▶ Task objective: Write out the records again, exactly, leaving none out.

▶ Stored data:

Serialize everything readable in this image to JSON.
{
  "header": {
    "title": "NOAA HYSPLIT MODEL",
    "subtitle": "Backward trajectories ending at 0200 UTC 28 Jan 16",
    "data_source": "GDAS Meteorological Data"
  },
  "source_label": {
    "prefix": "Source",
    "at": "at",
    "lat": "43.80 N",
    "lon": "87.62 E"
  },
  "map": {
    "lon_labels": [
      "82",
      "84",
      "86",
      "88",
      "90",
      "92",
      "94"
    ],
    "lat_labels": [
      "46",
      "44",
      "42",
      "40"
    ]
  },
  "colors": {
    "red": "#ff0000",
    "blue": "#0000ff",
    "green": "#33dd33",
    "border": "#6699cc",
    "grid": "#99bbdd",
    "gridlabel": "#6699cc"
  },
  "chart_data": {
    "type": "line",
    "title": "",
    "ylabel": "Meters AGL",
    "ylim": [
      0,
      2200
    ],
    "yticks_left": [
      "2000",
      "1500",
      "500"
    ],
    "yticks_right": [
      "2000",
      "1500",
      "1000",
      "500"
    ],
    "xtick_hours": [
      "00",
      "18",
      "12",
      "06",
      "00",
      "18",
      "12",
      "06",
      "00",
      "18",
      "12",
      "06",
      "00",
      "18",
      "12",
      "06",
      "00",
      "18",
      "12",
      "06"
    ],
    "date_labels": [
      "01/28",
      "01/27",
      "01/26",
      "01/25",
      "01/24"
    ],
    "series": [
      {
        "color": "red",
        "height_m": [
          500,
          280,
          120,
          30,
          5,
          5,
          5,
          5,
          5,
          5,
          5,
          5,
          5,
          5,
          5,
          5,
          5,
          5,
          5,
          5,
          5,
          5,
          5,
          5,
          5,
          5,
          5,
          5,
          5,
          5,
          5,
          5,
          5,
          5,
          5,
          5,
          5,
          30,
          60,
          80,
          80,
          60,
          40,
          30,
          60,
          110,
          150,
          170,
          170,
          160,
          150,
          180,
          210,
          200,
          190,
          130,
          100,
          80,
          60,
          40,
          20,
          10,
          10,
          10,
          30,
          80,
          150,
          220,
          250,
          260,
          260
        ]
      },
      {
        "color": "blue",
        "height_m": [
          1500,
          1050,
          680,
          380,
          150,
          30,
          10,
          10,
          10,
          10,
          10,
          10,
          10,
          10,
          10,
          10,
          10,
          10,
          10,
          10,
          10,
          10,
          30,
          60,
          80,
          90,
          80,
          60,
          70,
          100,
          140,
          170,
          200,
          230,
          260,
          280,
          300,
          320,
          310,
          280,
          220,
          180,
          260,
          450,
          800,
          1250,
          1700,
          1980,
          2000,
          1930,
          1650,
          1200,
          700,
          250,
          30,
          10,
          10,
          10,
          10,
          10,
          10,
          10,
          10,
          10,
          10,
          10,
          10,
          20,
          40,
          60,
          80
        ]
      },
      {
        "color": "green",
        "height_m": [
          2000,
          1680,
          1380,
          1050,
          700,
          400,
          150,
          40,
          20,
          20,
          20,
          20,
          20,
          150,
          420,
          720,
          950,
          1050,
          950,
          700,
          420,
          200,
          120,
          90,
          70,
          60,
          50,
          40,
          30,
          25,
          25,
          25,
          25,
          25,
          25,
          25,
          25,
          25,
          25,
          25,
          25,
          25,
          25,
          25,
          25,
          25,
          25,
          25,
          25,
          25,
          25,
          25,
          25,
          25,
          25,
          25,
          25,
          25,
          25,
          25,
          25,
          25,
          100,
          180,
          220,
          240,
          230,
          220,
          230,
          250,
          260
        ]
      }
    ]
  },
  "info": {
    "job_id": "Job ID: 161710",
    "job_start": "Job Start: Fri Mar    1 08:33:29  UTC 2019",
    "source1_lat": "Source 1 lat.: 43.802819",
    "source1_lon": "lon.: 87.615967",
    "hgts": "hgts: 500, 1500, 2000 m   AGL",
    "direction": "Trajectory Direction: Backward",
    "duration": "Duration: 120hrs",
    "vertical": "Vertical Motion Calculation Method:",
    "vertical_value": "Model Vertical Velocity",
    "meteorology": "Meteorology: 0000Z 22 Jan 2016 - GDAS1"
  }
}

▶ Finished task:
Serialize everything readable in this image to JSON.
{
  "header": {
    "title": "NOAA HYSPLIT MODEL",
    "subtitle": "Backward trajectories ending at 0200 UTC 28 Jan 16",
    "data_source": "GDAS Meteorological Data"
  },
  "source_label": {
    "prefix": "Source",
    "at": "at",
    "lat": "43.80 N",
    "lon": "87.62 E"
  },
  "map": {
    "lon_labels": [
      "82",
      "84",
      "86",
      "88",
      "90",
      "92",
      "94"
    ],
    "lat_labels": [
      "46",
      "44",
      "42",
      "40"
    ]
  },
  "colors": {
    "red": "#ff0000",
    "blue": "#0000ff",
    "green": "#33dd33",
    "border": "#6699cc",
    "grid": "#99bbdd",
    "gridlabel": "#6699cc"
  },
  "chart_data": {
    "type": "line",
    "title": "",
    "ylabel": "Meters AGL",
    "ylim": [
      0,
      2200
    ],
    "yticks_left": [
      "2000",
      "1500",
      "500"
    ],
    "yticks_right": [
      "2000",
      "1500",
      "1000",
      "500"
    ],
    "xtick_hours": [
      "00",
      "18",
      "12",
      "06",
      "00",
      "18",
      "12",
      "06",
      "00",
      "18",
      "12",
      "06",
      "00",
      "18",
      "12",
      "06",
      "00",
      "18",
      "12",
      "06"
    ],
    "date_labels": [
      "01/28",
      "01/27",
      "01/26",
      "01/25",
      "01/24"
    ],
    "series": [
      {
        "color": "red",
        "height_m": [
          500,
          280,
          120,
          30,
          5,
          5,
          5,
          5,
          5,
          5,
          5,
          5,
          5,
          5,
          5,
          5,
          5,
          5,
          5,
          5,
          5,
          5,
          5,
          5,
          5,
          5,
          5,
          5,
          5,
          5,
          5,
          5,
          5,
          5,
          5,
          5,
          5,
          30,
          60,
          80,
          80,
          60,
          40,
          30,
          60,
          110,
          150,
          170,
          170,
          160,
          150,
          180,
          210,
          200,
          190,
          130,
          100,
          80,
          60,
          40,
          20,
          10,
          10,
          10,
          30,
          80,
          150,
          220,
          250,
          260,
          260
        ]
      },
      {
        "color": "blue",
        "height_m": [
          1500,
          1050,
          680,
          380,
          150,
          30,
          10,
          10,
          10,
          10,
          10,
          10,
          10,
          10,
          10,
          10,
          10,
          10,
          10,
          10,
          10,
          10,
          30,
          60,
          80,
          90,
          80,
          60,
          70,
          100,
          140,
          170,
          200,
          230,
          260,
          280,
          300,
          320,
          310,
          280,
          220,
          180,
          260,
          450,
          800,
          1250,
          1700,
          1980,
          2000,
          1930,
          1650,
          1200,
          700,
          250,
          30,
          10,
          10,
          10,
          10,
          10,
          10,
          10,
          10,
          10,
          10,
          10,
          10,
          20,
          40,
          60,
          80
        ]
      },
      {
        "color": "green",
        "height_m": [
          2000,
          1680,
          1380,
          1050,
          700,
          400,
          150,
          40,
          20,
          20,
          20,
          20,
          20,
          150,
          420,
          720,
          950,
          1050,
          950,
          700,
          420,
          200,
          120,
          90,
          70,
          60,
          50,
          40,
          30,
          25,
          25,
          25,
          25,
          25,
          25,
          25,
          25,
          25,
          25,
          25,
          25,
          25,
          25,
          25,
          25,
          25,
          25,
          25,
          25,
          25,
          25,
          25,
          25,
          25,
          25,
          25,
          25,
          25,
          25,
          25,
          25,
          25,
          100,
          180,
          220,
          240,
          230,
          220,
          230,
          250,
          260
        ]
      }
    ]
  },
  "info": {
    "job_id": "Job ID: 161710",
    "job_start": "Job Start: Fri Mar    1 08:33:29  UTC 2019",
    "source1_lat": "Source 1 lat.: 43.802819",
    "source1_lon": "lon.: 87.615967",
    "hgts": "hgts: 500, 1500, 2000 m   AGL",
    "direction": "Trajectory Direction: Backward",
    "duration": "Duration: 120hrs",
    "vertical": "Vertical Motion Calculation Method:",
    "vertical_value": "Model Vertical Velocity",
    "meteorology": "Meteorology: 0000Z 22 Jan 2016 - GDAS1"
  }
}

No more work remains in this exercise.